begin
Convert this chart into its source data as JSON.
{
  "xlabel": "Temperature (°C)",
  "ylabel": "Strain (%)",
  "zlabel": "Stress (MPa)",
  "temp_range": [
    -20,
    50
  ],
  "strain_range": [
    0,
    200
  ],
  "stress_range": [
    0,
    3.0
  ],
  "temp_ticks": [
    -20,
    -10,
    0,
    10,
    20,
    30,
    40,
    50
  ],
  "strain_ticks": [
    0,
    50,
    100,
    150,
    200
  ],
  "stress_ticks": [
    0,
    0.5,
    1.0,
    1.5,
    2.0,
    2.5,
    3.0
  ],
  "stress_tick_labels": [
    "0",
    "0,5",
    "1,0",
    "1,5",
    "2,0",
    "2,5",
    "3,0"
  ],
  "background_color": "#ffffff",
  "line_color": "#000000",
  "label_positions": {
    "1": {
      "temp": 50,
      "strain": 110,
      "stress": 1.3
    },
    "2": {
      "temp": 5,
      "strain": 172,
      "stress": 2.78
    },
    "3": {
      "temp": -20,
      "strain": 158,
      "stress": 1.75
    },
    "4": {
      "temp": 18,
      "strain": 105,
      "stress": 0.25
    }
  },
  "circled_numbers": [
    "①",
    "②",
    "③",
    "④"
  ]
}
end
◆ WHAT YOU ARE ASKED TO DO
Your task is to output the full set of records exactly as presented.

◆ SOLUTION TO THIS PROBLEM
Convert this chart into its source data as JSON.
{
  "xlabel": "Temperature (°C)",
  "ylabel": "Strain (%)",
  "zlabel": "Stress (MPa)",
  "temp_range": [
    -20,
    50
  ],
  "strain_range": [
    0,
    200
  ],
  "stress_range": [
    0,
    3.0
  ],
  "temp_ticks": [
    -20,
    -10,
    0,
    10,
    20,
    30,
    40,
    50
  ],
  "strain_ticks": [
    0,
    50,
    100,
    150,
    200
  ],
  "stress_ticks": [
    0,
    0.5,
    1.0,
    1.5,
    2.0,
    2.5,
    3.0
  ],
  "stress_tick_labels": [
    "0",
    "0,5",
    "1,0",
    "1,5",
    "2,0",
    "2,5",
    "3,0"
  ],
  "background_color": "#ffffff",
  "line_color": "#000000",
  "label_positions": {
    "1": {
      "temp": 50,
      "strain": 110,
      "stress": 1.3
    },
    "2": {
      "temp": 5,
      "strain": 172,
      "stress": 2.78
    },
    "3": {
      "temp": -20,
      "strain": 158,
      "stress": 1.75
    },
    "4": {
      "temp": 18,
      "strain": 105,
      "stress": 0.25
    }
  },
  "circled_numbers": [
    "①",
    "②",
    "③",
    "④"
  ]
}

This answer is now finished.